**What this task involves:** Search the listing below for "ikke". Copy each matching line.

**Supplied records:**
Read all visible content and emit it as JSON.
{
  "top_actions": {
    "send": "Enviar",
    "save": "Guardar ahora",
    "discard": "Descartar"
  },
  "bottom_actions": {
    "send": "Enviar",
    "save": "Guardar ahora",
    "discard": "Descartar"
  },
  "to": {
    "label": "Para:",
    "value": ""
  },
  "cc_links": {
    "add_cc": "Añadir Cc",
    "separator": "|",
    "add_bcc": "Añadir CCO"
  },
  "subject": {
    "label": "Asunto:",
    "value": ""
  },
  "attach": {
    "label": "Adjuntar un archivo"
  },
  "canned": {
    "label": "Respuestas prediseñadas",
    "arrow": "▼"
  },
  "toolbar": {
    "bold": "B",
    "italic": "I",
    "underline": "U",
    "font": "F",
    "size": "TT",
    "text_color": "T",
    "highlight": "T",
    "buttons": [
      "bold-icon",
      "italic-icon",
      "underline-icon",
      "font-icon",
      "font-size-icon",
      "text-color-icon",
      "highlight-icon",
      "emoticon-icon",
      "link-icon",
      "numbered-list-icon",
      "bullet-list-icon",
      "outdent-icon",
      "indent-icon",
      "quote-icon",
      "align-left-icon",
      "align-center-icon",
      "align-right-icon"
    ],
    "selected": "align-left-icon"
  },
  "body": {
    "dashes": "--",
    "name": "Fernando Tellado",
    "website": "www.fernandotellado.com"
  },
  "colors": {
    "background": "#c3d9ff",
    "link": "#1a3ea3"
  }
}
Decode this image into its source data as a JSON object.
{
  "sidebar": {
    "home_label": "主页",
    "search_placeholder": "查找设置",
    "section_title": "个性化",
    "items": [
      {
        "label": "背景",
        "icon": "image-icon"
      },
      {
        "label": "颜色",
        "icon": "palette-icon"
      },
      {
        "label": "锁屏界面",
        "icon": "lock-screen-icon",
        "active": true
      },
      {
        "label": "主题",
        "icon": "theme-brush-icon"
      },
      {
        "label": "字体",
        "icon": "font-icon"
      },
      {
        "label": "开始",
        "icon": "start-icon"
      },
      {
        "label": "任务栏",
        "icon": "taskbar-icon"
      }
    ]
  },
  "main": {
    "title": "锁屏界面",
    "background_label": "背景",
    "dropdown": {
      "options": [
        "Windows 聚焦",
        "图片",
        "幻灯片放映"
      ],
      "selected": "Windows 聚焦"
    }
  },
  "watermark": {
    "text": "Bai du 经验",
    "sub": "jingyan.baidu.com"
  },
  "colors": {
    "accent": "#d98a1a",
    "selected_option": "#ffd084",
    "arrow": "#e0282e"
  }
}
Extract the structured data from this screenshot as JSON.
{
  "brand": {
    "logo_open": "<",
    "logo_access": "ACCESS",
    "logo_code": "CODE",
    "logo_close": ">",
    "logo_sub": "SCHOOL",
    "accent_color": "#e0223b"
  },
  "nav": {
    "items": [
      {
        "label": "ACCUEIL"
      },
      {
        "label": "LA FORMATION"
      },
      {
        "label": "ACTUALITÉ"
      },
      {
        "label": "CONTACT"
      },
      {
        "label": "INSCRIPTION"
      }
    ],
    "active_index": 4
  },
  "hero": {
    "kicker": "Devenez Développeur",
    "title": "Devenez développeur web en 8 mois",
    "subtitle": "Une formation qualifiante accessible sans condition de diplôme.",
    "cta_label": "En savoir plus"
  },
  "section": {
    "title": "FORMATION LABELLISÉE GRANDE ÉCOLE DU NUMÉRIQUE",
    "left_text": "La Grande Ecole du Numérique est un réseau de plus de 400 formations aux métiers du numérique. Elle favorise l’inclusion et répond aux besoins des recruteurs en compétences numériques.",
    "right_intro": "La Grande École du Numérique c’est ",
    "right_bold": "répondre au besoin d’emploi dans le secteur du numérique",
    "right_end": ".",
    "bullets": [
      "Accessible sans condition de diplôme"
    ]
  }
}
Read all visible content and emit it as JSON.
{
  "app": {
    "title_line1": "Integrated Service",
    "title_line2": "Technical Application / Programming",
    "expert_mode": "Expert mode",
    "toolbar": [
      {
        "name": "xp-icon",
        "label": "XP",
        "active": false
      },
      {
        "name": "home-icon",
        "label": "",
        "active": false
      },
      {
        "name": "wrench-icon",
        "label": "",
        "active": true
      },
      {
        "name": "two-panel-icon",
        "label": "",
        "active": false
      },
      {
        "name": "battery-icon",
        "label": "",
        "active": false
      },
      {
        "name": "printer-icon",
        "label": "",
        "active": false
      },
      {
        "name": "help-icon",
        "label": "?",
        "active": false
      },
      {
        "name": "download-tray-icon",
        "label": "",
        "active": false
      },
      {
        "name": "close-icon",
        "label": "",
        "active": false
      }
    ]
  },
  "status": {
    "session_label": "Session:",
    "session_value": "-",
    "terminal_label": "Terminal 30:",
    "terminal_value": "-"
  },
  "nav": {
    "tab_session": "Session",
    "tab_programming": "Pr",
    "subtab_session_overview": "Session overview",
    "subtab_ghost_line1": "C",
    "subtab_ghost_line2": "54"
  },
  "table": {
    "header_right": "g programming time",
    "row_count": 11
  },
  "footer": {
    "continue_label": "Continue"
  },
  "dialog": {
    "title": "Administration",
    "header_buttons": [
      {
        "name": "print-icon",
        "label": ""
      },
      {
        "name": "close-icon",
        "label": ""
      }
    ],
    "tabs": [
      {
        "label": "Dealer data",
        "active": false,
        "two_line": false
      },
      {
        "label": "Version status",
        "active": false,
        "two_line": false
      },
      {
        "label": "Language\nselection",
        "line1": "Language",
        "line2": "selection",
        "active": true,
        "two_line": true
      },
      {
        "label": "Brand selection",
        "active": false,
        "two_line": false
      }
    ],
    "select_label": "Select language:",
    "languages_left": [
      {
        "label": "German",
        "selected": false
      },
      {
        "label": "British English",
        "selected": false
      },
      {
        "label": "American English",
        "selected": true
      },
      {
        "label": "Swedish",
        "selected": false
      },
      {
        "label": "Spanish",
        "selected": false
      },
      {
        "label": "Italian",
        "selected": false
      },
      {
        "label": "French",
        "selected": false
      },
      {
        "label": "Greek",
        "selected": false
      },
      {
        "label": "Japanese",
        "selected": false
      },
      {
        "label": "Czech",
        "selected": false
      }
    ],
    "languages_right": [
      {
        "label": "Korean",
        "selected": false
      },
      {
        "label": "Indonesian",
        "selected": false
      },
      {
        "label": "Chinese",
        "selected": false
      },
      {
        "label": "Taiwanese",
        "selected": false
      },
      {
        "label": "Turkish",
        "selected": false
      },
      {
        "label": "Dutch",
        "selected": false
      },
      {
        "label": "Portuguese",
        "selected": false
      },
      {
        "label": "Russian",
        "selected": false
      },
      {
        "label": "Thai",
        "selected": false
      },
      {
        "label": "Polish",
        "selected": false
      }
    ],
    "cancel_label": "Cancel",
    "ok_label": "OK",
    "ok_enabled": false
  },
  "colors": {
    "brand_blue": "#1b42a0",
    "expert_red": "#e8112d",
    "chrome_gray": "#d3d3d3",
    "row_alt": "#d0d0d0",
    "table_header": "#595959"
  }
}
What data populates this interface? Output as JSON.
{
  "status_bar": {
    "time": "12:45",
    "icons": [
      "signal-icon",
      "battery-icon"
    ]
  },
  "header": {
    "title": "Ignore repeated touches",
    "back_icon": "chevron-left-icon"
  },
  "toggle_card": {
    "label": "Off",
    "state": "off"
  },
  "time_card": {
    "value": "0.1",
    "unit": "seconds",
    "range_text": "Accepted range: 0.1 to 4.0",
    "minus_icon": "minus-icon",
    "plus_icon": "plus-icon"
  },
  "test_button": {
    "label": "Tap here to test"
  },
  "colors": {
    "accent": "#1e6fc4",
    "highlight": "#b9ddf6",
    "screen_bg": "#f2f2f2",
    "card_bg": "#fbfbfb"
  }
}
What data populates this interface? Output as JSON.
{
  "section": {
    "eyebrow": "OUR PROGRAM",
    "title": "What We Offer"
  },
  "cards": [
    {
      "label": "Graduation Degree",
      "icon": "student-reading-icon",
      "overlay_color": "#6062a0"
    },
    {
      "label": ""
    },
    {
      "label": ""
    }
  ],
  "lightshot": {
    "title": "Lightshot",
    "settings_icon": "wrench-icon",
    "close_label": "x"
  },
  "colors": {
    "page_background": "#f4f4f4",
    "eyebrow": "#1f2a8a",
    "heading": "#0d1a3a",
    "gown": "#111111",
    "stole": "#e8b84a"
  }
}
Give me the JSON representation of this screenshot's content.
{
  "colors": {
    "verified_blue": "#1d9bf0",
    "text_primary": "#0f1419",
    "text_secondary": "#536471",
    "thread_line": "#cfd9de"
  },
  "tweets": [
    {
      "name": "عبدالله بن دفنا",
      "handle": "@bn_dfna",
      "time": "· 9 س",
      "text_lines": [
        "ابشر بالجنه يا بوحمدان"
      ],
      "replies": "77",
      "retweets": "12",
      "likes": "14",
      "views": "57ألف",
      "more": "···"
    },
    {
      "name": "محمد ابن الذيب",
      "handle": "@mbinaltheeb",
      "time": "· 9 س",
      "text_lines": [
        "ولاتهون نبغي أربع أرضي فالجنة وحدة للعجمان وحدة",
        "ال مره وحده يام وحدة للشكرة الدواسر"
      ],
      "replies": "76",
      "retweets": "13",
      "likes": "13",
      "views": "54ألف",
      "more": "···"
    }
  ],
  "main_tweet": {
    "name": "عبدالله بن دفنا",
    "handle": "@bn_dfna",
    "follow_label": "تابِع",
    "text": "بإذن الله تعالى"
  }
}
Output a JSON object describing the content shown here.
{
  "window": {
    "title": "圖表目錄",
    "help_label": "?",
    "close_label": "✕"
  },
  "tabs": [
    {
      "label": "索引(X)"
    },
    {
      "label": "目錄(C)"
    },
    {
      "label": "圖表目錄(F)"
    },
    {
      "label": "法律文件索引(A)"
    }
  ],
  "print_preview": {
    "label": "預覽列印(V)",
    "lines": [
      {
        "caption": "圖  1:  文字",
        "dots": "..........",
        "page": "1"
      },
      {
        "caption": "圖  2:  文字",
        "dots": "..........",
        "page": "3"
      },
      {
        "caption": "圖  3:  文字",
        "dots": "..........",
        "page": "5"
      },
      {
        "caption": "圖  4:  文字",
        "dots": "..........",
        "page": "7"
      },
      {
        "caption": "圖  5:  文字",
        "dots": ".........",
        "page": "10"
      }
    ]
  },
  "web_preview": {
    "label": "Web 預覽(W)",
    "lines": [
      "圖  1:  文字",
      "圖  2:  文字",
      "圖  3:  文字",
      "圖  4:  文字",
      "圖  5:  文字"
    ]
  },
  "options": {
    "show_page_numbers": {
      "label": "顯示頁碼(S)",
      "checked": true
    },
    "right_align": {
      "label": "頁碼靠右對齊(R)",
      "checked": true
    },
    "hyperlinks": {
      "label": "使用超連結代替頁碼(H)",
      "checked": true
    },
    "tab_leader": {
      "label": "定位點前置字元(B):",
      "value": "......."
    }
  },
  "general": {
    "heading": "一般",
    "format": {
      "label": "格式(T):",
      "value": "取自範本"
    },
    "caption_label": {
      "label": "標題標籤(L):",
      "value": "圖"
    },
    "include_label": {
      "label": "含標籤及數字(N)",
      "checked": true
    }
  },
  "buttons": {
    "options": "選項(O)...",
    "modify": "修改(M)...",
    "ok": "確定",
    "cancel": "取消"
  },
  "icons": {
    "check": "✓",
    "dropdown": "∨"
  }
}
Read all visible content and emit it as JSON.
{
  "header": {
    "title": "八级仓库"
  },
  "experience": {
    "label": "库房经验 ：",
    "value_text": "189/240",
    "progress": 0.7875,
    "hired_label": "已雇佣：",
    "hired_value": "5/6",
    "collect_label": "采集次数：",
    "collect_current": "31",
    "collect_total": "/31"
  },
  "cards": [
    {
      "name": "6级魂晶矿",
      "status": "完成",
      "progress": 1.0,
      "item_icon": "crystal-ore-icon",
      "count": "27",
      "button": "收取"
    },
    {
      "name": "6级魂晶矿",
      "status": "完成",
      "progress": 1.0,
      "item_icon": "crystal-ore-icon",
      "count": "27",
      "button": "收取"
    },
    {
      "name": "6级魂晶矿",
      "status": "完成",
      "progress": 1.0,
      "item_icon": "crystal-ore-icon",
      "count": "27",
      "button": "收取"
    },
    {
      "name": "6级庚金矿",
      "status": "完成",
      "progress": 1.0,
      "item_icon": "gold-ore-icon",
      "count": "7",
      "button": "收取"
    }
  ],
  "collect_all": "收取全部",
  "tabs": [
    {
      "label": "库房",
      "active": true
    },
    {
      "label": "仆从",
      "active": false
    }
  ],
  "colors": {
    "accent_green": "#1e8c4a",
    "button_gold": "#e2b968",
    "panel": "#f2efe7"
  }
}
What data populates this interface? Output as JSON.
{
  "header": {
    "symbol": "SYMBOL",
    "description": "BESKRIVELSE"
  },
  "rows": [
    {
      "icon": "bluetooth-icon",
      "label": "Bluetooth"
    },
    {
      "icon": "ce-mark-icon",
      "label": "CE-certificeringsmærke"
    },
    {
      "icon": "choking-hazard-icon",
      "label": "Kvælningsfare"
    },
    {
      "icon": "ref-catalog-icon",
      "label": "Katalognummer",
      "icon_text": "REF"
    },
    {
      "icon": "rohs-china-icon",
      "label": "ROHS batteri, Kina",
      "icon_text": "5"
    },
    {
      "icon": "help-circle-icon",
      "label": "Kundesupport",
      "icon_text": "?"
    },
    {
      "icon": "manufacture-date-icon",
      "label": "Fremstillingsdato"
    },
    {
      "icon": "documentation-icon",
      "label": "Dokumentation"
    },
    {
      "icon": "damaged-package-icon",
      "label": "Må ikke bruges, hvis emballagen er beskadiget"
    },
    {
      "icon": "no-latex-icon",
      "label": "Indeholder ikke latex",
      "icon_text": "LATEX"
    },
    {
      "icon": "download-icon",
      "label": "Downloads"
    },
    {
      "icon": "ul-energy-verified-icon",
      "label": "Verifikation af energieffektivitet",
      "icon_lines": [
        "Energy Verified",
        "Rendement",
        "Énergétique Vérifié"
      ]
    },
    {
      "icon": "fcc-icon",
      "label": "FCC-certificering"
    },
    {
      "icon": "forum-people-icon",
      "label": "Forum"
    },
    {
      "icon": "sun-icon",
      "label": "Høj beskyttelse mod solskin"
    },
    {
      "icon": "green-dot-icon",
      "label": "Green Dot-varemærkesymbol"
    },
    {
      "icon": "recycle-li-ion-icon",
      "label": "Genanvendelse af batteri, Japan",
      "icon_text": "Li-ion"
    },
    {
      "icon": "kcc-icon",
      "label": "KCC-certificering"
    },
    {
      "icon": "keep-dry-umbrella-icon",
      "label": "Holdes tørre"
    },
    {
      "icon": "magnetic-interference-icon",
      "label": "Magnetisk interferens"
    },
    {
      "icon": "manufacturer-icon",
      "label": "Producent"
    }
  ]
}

**Correct output:**
      "label": "Må ikke bruges, hvis emballagen er beskadiget"
      "label": "Indeholder ikke latex",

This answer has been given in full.